§ **Task instructions**
(a) In the text on dissociative disorders, where is trauma regarded as being held?
(b) Return the part of the text on dissociative disorders from "Much of this" up to and including "intended to investigate.", copied word for word.

§ **Excerpted text**
- - -

Trauma-based modalities are key in the first phase of treatment for DD patients, grounding, and remain key throughout treatment in keeping them stable (Blankenship, 2017; ISSTD, 2011; P4). Trauma is regarded as being held in the body, rather than consciously in the mind (P4; P12; van der Kolk, 2014), which is why stimulating certain senses can trigger patients and why these modalities target them in treatment (P13). Furthermore, stimulating their senses, or mindfulness, is one of the most common methods practitioners use to keep patients grounded and help them remain grounded (ISSTD, 2011; Manfield, Lovett, Engel, & Manfield, 2017; P12; P14).

Limitations

Several limitations require outlining in this research. First, having more than ten out of fourteen participants discuss cases all diagnosed with DID somewhat thwarts the validity of the data in terms of looking at the full spectrum of dissociation. The data gathered mostly refers to DID dissociative mechanisms such as switching between self-states, and does not equally address other dissociative mechanisms such as derealization, depersonalization (DDD) or dissociative amnesia, or OSDD. Since the sample of participants chosen was randomized, and so were the cases chosen for discussion during the interviews, this was not a variable intended to be accounted for in this research.
Much of this section and the one before have referred to patients’ core beliefs as being pivotal in understanding the impact of loneliness on dissociation as a coping mechanism. While this is true, since it is a fact taken into consideration by any practitioner in any clinical setting about any patient they are working with, it was not an official variable that this research intended to investigate.
Lastly, while using a qualitative design for this research was intended and did yield rich data in the manner anticipated, conducting a quantitative version of this research can raise the reliability and validity of the findings. Qualitative designs are difficult to replicate because different participants will understandably have different views and approaches to the issue discussed. Furthermore, different researchers are likely to come up with different codes and analyses, which is a major challenge in thematic analysis designs and affects test-retest validity and reliability (Roberts et al., 2019).

Ethical Challenges

In terms of the research’s validity, bias must be accounted for due to this study’s design and topic. Participants were randomly recruited. Participants all had different experiences to share with different patients. Yet, when asked to choose a case of theirs to discuss, the majority of participants tended to choose DID patients over other DD patients, and thus the findings may show bias in terms of how loneliness impacts DID patients over other DD patients. This bias is present in the literature reviewed as well, and for future considerations and studies, researchers must narrow down their research focus to one dissociative disorder if they wish to explore the significance of the perceived impact on a certain type of dissociative mechanism.
A possible ethical challenge unforeseen was perhaps neglecting the fact that some mental healthcare professionals have histories of mental illness themselves. And while they have taken great steps to working on themselves and helping others in their capacities as practitioners, speaking about their own mental illness history naturally may trigger them. While they participate in this research knowing the implications, this is an ethical challenge that must be addressed in general and in future research endeavors. Ensuring appropriate resources are available to aid these practitioners should they feel triggered and need this help and/or request it is pivotal.

- - -

§ **Extracted entries**

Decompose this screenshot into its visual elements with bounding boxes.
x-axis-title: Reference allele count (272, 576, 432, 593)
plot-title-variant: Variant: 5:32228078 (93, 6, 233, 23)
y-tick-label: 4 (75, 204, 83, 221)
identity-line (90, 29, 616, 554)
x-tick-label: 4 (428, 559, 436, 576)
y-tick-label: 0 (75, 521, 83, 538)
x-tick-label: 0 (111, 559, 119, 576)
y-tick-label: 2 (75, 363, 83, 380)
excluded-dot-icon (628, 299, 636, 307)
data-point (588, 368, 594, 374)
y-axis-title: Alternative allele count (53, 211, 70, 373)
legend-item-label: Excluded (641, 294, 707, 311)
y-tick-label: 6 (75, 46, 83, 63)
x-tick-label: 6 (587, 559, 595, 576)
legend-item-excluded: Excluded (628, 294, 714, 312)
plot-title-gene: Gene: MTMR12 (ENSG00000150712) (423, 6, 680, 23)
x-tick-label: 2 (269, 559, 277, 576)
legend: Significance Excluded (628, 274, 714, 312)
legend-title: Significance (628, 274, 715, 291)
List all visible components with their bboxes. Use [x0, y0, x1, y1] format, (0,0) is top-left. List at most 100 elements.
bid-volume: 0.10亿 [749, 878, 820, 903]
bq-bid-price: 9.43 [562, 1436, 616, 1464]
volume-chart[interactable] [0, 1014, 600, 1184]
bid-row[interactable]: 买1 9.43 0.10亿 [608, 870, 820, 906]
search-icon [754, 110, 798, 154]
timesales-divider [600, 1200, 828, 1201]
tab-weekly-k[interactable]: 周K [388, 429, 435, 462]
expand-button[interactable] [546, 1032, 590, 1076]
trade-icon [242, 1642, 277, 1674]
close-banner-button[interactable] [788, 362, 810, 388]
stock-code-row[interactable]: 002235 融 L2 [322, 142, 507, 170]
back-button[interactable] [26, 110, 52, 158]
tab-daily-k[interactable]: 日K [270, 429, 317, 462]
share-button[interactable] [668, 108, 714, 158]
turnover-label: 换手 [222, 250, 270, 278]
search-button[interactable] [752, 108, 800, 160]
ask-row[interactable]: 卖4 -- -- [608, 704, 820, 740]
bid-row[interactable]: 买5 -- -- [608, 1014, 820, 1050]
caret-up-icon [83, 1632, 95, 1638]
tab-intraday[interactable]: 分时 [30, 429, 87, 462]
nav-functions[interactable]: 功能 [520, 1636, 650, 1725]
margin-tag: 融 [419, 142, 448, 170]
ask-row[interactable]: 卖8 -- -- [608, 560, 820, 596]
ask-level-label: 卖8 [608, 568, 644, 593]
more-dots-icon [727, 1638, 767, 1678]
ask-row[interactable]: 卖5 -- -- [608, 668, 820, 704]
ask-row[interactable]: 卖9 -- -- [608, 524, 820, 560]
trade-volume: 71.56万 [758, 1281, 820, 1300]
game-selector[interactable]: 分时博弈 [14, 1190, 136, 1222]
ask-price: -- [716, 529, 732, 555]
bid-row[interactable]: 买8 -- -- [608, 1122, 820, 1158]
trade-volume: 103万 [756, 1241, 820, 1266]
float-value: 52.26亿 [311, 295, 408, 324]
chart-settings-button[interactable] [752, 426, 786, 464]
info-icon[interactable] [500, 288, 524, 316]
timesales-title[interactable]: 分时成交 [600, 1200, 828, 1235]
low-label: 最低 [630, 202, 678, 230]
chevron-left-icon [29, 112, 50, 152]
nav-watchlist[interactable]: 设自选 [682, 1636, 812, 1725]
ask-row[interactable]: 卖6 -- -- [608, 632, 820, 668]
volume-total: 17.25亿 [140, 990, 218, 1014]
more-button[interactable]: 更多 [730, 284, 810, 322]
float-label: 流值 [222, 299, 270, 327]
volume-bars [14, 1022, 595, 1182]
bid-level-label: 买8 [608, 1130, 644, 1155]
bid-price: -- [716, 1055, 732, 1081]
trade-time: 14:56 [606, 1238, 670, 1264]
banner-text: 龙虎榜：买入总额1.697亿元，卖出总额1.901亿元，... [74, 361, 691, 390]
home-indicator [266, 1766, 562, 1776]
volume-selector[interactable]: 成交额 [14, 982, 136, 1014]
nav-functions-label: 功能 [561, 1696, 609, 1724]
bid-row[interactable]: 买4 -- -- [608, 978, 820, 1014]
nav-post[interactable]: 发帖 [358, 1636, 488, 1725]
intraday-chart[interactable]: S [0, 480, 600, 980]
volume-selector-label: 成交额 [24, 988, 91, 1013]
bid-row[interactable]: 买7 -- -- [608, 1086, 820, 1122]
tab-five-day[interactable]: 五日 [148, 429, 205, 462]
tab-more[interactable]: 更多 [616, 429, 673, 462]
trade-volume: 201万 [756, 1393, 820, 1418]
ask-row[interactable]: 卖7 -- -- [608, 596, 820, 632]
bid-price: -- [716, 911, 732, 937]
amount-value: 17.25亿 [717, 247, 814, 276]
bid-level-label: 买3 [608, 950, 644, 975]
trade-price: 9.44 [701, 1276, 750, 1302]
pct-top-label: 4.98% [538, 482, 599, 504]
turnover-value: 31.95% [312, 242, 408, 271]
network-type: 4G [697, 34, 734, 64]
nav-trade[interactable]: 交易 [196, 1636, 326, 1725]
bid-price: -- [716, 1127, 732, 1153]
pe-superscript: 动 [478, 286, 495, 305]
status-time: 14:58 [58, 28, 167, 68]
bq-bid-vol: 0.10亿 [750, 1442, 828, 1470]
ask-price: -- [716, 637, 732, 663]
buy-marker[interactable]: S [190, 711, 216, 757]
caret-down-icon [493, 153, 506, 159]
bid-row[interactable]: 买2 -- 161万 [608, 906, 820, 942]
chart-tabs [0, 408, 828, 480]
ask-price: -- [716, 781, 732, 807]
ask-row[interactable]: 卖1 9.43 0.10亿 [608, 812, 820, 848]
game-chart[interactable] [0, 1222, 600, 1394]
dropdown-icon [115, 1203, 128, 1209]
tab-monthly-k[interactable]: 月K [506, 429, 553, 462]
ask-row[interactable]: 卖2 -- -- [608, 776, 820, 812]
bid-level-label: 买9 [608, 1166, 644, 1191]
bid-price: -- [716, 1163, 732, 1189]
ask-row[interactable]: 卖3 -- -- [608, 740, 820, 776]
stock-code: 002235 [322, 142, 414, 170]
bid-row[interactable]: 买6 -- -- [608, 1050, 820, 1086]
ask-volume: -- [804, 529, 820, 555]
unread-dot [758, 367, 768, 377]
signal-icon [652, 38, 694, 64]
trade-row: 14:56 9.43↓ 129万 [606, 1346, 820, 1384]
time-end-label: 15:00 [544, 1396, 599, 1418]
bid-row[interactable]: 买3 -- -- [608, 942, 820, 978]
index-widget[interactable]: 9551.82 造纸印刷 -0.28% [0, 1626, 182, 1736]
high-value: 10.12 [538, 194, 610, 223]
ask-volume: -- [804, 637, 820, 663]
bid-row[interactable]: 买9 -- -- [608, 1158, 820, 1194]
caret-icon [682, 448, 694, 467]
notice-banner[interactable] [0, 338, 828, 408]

- - -

§ **Solutions to the problems**
(a) In the body, rather than consciously in the mind.

(b)
Much of this section and the one before have referred to patients’ core beliefs as being pivotal in understanding the impact of loneliness on dissociation as a coping mechanism. While this is true, since it is a fact taken into consideration by any practitioner in any clinical setting about any patient they are working with, it was not an official variable that this research intended to investigate.